Exercise goal =
All of the records below should be output exactly.

----- Given entries -----

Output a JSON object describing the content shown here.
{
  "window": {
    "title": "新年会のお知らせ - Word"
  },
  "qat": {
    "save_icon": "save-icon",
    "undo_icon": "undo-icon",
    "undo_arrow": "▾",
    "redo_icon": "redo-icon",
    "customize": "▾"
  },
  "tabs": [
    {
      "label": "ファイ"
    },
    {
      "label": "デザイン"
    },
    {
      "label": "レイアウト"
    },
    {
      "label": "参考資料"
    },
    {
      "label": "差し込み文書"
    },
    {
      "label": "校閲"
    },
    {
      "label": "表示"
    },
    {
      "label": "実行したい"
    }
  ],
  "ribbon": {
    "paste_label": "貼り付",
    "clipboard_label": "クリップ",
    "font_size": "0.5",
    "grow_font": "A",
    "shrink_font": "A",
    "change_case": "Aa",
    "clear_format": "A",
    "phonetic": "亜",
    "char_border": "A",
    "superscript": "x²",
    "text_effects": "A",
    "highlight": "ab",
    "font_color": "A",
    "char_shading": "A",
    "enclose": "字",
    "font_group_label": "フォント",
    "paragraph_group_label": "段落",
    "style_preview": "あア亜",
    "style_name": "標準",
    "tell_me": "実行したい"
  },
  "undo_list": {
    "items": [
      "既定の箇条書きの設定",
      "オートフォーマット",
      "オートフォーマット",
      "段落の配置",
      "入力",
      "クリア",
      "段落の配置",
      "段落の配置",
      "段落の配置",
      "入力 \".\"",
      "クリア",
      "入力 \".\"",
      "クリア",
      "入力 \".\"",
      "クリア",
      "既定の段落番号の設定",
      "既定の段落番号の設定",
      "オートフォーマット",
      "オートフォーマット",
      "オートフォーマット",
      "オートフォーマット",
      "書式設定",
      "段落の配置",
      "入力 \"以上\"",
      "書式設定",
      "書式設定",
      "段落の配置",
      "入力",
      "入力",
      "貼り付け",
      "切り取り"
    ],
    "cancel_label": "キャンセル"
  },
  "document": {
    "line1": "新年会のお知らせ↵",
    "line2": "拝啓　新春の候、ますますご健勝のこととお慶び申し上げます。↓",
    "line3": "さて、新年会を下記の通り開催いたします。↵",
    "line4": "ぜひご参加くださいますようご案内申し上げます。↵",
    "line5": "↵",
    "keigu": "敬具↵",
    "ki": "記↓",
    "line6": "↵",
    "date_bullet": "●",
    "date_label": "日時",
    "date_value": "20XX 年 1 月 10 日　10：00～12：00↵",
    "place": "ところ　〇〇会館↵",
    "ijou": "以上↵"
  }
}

-----

Response below =
Output a JSON object describing the content shown here.
{
  "window": {
    "title": "新年会のお知らせ - Word"
  },
  "qat": {
    "save_icon": "save-icon",
    "undo_icon": "undo-icon",
    "undo_arrow": "▾",
    "redo_icon": "redo-icon",
    "customize": "▾"
  },
  "tabs": [
    {
      "label": "ファイ"
    },
    {
      "label": "デザイン"
    },
    {
      "label": "レイアウト"
    },
    {
      "label": "参考資料"
    },
    {
      "label": "差し込み文書"
    },
    {
      "label": "校閲"
    },
    {
      "label": "表示"
    },
    {
      "label": "実行したい"
    }
  ],
  "ribbon": {
    "paste_label": "貼り付",
    "clipboard_label": "クリップ",
    "font_size": "0.5",
    "grow_font": "A",
    "shrink_font": "A",
    "change_case": "Aa",
    "clear_format": "A",
    "phonetic": "亜",
    "char_border": "A",
    "superscript": "x²",
    "text_effects": "A",
    "highlight": "ab",
    "font_color": "A",
    "char_shading": "A",
    "enclose": "字",
    "font_group_label": "フォント",
    "paragraph_group_label": "段落",
    "style_preview": "あア亜",
    "style_name": "標準",
    "tell_me": "実行したい"
  },
  "undo_list": {
    "items": [
      "既定の箇条書きの設定",
      "オートフォーマット",
      "オートフォーマット",
      "段落の配置",
      "入力",
      "クリア",
      "段落の配置",
      "段落の配置",
      "段落の配置",
      "入力 \".\"",
      "クリア",
      "入力 \".\"",
      "クリア",
      "入力 \".\"",
      "クリア",
      "既定の段落番号の設定",
      "既定の段落番号の設定",
      "オートフォーマット",
      "オートフォーマット",
      "オートフォーマット",
      "オートフォーマット",
      "書式設定",
      "段落の配置",
      "入力 \"以上\"",
      "書式設定",
      "書式設定",
      "段落の配置",
      "入力",
      "入力",
      "貼り付け",
      "切り取り"
    ],
    "cancel_label": "キャンセル"
  },
  "document": {
    "line1": "新年会のお知らせ↵",
    "line2": "拝啓　新春の候、ますますご健勝のこととお慶び申し上げます。↓",
    "line3": "さて、新年会を下記の通り開催いたします。↵",
    "line4": "ぜひご参加くださいますようご案内申し上げます。↵",
    "line5": "↵",
    "keigu": "敬具↵",
    "ki": "記↓",
    "line6": "↵",
    "date_bullet": "●",
    "date_label": "日時",
    "date_value": "20XX 年 1 月 10 日　10：00～12：00↵",
    "place": "ところ　〇〇会館↵",
    "ijou": "以上↵"
  }
}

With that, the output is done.